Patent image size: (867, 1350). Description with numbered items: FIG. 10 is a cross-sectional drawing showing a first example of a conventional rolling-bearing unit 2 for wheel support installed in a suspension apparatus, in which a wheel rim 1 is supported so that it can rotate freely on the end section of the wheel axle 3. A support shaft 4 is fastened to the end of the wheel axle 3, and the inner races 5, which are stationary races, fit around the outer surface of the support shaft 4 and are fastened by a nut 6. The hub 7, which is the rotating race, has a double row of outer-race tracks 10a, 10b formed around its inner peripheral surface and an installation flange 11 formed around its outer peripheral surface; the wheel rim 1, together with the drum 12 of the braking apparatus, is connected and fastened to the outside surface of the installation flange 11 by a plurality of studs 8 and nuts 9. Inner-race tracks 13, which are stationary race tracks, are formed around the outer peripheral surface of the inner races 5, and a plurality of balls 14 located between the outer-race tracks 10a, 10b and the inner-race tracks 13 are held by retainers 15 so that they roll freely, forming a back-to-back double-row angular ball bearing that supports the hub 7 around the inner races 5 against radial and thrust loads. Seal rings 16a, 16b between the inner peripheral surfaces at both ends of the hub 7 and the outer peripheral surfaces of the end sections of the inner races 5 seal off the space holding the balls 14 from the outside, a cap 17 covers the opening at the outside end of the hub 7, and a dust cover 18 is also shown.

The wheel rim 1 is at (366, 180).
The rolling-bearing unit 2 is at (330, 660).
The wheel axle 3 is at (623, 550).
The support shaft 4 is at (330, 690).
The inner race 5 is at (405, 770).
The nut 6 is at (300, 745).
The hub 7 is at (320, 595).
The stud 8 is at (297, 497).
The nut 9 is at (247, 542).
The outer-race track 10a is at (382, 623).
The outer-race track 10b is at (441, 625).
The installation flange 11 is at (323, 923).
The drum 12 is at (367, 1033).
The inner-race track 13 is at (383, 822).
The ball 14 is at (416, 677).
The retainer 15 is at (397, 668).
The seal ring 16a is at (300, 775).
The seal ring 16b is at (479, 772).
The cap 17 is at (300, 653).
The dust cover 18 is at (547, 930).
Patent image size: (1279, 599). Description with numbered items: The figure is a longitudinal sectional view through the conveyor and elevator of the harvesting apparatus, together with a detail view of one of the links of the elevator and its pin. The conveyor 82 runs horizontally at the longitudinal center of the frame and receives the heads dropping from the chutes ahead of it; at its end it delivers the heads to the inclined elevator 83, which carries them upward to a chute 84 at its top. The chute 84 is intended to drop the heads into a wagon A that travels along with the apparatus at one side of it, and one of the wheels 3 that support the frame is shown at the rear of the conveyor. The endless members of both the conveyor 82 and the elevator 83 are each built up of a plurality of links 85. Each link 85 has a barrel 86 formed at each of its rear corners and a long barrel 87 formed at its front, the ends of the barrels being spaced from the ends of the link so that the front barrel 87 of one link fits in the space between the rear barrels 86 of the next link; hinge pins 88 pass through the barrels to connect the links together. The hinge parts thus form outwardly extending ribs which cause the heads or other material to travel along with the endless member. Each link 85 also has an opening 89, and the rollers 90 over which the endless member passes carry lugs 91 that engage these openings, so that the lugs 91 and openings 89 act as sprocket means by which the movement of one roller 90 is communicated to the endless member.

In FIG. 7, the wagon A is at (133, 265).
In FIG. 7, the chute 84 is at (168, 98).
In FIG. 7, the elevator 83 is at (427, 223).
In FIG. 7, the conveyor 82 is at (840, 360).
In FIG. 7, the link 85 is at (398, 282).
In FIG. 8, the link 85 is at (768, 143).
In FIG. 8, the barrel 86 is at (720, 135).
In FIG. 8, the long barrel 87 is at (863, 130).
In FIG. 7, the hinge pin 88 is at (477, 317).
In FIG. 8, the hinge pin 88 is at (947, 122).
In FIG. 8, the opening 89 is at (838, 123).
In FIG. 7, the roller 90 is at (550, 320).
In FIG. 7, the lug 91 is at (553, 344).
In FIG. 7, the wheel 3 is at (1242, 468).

########################################

[PROBLEM TO SOLVE] Convert the records above into a CSV with the header columns record and answer, one row per record. Place each record's text and its answer in separate quoted fields, with line breaks replaced by spaces.

[EXERCISE RESPONSE]
record,answer
"Patent image size: (867, 1350). Description with numbered items: FIG. 10 is a cross-sectional drawing showing a first example of a conventional rolling-bearing unit 2 for wheel support installed in a suspension apparatus, in which a wheel rim 1 is supported so that it can rotate freely on the end section of the wheel axle 3. A support shaft 4 is fastened to the end of the wheel axle 3, and the inner races 5, which are stationary races, fit around the outer surface of the support shaft 4 and are fastened by a nut 6. The hub 7, which is the rotating race, has a double row of outer-race tracks 10a, 10b formed around its inner peripheral surface and an installation flange 11 formed around its outer peripheral surface; the wheel rim 1, together with the drum 12 of the braking apparatus, is connected and fastened to the outside surface of the installation flange 11 by a plurality of studs 8 and nuts 9. Inner-race tracks 13, which are stationary race tracks, are formed around the outer peripheral surface of the inner races 5, and a plurality of balls 14 located between the outer-race tracks 10a, 10b and the inner-race tracks 13 are held by retainers 15 so that they roll freely, forming a back-to-back double-row angular ball bearing that supports the hub 7 around the inner races 5 against radial and thrust loads. Seal rings 16a, 16b between the inner peripheral surfaces at both ends of the hub 7 and the outer peripheral surfaces of the end sections of the inner races 5 seal off the space holding the balls 14 from the outside, a cap 17 covers the opening at the outside end of the hub 7, and a dust cover 18 is also shown.","The wheel rim 1 is at (366, 180). The rolling-bearing unit 2 is at (330, 660). The wheel axle 3 is at (623, 550). The support shaft 4 is at (330, 690). The inner race 5 is at (405, 770). The nut 6 is at (300, 745). The hub 7 is at (320, 595). The stud 8 is at (297, 497). The nut 9 is at (247, 542). The outer-race track 10a is at (382, 623). The outer-race track 10b is at (441, 625). The installation flange 11 is at (323, 923). The drum 12 is at (367, 1033). The inner-race track 13 is at (383, 822). The ball 14 is at (416, 677). The retainer 15 is at (397, 668). The seal ring 16a is at (300, 775). The seal ring 16b is at (479, 772). The cap 17 is at (300, 653). The dust cover 18 is at (547, 930)."
"Patent image size: (1279, 599). Description with numbered items: The figure is a longitudinal sectional view through the conveyor and elevator of the harvesting apparatus, together with a detail view of one of the links of the elevator and its pin. The conveyor 82 runs horizontally at the longitudinal center of the frame and receives the heads dropping from the chutes ahead of it; at its end it delivers the heads to the inclined elevator 83, which carries them upward to a chute 84 at its top. The chute 84 is intended to drop the heads into a wagon A that travels along with the apparatus at one side of it, and one of the wheels 3 that support the frame is shown at the rear of the conveyor. The endless members of both the conveyor 82 and the elevator 83 are each built up of a plurality of links 85. Each link 85 has a barrel 86 formed at each of its rear corners and a long barrel 87 formed at its front, the ends of the barrels being spaced from the ends of the link so that the front barrel 87 of one link fits in the space between the rear barrels 86 of the next link; hinge pins 88 pass through the barrels to connect the links together. The hinge parts thus form outwardly extending ribs which cause the heads or other material to travel along with the endless member. Each link 85 also has an opening 89, and the rollers 90 over which the endless member passes carry lugs 91 that engage these openings, so that the lugs 91 and openings 89 act as sprocket means by which the movement of one roller 90 is communicated to the endless member.","In FIG. 7, the wagon A is at (133, 265). In FIG. 7, the chute 84 is at (168, 98). In FIG. 7, the elevator 83 is at (427, 223). In FIG. 7, the conveyor 82 is at (840, 360). In FIG. 7, the link 85 is at (398, 282). In FIG. 8, the link 85 is at (768, 143). In FIG. 8, the barrel 86 is at (720, 135). In FIG. 8, the long barrel 87 is at (863, 130). In FIG. 7, the hinge pin 88 is at (477, 317). In FIG. 8, the hinge pin 88 is at (947, 122). In FIG. 8, the opening 89 is at (838, 123). In FIG. 7, the roller 90 is at (550, 320). In FIG. 7, the lug 91 is at (553, 344). In FIG. 7, the wheel 3 is at (1242, 468)."